[BEGIN]

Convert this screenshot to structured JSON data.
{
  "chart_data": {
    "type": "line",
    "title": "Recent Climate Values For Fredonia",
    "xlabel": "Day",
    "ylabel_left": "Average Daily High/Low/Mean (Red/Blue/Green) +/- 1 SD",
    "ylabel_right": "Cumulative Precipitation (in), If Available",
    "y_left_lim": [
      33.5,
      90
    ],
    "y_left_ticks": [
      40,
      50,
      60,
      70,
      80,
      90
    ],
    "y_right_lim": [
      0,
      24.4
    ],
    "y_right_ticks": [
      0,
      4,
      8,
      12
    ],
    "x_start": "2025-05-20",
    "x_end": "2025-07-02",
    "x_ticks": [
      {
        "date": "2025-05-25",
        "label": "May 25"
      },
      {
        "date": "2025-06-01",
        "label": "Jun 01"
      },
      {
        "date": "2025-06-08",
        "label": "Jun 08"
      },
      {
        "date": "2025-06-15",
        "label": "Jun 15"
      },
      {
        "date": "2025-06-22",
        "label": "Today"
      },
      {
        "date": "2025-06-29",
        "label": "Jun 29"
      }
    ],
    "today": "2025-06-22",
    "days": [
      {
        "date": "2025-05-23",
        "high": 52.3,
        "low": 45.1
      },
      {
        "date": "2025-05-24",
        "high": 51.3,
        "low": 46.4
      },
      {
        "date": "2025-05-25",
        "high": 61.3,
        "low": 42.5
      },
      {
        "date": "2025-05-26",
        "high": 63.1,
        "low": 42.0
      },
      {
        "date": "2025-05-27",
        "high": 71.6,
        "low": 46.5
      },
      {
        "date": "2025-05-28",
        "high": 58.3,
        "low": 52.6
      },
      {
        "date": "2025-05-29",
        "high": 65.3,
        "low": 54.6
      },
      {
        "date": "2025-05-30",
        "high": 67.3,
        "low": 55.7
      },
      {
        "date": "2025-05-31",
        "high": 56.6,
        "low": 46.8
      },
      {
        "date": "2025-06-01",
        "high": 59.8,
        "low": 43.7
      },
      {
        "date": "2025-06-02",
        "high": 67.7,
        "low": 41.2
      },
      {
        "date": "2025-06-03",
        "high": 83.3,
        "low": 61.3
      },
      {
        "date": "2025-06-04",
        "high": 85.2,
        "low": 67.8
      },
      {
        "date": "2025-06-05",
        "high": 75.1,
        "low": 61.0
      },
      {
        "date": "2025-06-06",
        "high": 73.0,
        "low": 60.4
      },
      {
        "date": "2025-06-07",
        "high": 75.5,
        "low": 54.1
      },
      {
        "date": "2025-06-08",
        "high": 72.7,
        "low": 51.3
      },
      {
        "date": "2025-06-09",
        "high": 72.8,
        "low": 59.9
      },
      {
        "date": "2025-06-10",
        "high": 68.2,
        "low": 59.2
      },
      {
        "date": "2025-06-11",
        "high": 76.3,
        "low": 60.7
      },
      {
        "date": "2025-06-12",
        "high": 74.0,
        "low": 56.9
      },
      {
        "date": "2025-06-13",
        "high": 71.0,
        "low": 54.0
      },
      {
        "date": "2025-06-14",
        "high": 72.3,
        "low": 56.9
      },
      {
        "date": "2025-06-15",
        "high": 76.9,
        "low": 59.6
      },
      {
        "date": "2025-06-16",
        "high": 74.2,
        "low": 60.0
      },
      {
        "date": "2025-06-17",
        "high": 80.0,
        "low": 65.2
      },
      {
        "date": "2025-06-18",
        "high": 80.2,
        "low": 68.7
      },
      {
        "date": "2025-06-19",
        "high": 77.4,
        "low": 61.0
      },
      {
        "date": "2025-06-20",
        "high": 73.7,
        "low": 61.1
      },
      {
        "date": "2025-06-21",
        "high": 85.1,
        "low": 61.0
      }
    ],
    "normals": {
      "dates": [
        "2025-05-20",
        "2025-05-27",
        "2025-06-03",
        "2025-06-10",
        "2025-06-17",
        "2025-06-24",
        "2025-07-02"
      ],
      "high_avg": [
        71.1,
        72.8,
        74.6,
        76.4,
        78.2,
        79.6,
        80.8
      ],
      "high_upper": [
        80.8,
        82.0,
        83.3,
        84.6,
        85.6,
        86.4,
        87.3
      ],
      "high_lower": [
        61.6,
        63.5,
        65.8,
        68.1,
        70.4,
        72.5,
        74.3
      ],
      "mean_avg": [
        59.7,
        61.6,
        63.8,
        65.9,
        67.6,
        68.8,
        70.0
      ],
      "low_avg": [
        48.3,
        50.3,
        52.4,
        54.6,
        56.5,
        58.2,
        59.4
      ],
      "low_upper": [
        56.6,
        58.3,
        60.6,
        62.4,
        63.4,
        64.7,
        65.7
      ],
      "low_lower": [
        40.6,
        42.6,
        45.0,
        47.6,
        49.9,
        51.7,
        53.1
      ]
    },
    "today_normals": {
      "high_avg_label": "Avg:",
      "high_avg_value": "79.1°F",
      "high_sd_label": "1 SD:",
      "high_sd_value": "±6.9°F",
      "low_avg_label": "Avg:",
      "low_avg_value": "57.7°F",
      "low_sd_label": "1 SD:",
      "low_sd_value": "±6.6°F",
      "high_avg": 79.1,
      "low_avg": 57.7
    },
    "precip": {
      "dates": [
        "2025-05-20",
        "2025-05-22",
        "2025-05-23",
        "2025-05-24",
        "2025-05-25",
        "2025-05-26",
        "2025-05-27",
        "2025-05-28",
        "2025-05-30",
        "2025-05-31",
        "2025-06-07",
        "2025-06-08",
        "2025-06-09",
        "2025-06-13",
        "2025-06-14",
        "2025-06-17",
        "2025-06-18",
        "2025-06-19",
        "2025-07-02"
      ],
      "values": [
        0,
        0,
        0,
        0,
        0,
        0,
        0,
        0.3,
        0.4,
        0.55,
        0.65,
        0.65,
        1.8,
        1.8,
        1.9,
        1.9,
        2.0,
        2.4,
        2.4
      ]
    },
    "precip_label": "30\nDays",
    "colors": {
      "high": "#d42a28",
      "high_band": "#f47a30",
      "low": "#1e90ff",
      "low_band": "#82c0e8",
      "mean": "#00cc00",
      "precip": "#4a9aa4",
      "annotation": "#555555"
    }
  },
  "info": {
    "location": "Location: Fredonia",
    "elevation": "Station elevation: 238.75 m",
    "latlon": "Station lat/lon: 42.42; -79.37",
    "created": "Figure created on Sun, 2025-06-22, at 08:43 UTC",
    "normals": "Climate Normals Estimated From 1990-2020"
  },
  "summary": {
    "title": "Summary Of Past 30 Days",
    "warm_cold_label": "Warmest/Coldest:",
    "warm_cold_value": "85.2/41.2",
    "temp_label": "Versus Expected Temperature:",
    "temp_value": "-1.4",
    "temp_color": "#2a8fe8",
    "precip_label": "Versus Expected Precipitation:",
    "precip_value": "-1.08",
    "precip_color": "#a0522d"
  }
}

[END]

The exercise
Pull every line containing the word "Fredonia" out of the material and copy it.

Complete response
    "title": "Recent Climate Values For Fredonia",
    "location": "Location: Fredonia",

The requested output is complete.